◆ **Exercise**:
Copy out each line of the listing that has the word "padano" in it.

--------------------------------------------------

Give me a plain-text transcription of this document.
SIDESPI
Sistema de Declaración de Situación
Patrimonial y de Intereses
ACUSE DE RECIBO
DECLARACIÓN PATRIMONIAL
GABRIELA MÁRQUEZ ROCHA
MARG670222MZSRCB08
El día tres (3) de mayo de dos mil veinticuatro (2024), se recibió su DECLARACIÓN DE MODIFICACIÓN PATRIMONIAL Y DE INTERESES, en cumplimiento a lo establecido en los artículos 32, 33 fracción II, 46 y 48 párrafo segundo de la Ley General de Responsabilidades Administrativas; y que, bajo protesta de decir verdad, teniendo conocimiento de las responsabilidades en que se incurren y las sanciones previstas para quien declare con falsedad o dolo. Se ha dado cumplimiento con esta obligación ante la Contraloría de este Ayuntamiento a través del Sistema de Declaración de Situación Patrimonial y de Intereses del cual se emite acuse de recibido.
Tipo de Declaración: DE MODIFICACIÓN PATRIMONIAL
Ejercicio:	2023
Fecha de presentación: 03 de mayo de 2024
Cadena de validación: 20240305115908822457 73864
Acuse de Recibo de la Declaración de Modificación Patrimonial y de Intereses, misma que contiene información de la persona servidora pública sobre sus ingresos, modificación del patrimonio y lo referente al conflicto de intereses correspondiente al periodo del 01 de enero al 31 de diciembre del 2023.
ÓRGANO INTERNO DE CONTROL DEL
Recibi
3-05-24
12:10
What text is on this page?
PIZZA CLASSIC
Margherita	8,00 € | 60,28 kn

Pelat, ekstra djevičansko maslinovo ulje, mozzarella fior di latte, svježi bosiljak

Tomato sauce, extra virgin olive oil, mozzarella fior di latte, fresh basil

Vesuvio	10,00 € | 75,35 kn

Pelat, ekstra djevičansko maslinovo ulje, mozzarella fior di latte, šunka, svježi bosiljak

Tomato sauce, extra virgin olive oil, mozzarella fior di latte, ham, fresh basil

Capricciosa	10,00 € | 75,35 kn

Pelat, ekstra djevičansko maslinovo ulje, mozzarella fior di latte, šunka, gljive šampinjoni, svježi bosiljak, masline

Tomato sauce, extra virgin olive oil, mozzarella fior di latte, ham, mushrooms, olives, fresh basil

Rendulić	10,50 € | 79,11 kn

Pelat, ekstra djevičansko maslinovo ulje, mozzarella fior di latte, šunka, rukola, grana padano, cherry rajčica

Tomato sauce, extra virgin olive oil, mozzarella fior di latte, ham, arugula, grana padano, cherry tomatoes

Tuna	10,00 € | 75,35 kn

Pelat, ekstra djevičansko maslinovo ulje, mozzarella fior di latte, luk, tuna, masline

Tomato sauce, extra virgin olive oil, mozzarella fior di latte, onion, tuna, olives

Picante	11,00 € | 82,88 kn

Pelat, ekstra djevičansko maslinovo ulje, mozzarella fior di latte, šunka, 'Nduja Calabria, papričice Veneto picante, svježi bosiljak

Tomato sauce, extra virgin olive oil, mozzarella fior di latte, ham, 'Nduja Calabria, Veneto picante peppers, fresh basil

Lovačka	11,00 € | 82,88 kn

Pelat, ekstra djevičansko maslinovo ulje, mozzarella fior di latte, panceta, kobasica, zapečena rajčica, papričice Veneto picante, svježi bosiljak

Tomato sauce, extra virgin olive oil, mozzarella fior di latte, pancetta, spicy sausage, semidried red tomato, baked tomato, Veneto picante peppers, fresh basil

--------------------------------------------------

◆ **Result for this task**:
Pelat, ekstra djevičansko maslinovo ulje, mozzarella fior di latte, šunka, rukola, grana padano, cherry rajčica
Tomato sauce, extra virgin olive oil, mozzarella fior di latte, ham, arugula, grana padano, cherry tomatoes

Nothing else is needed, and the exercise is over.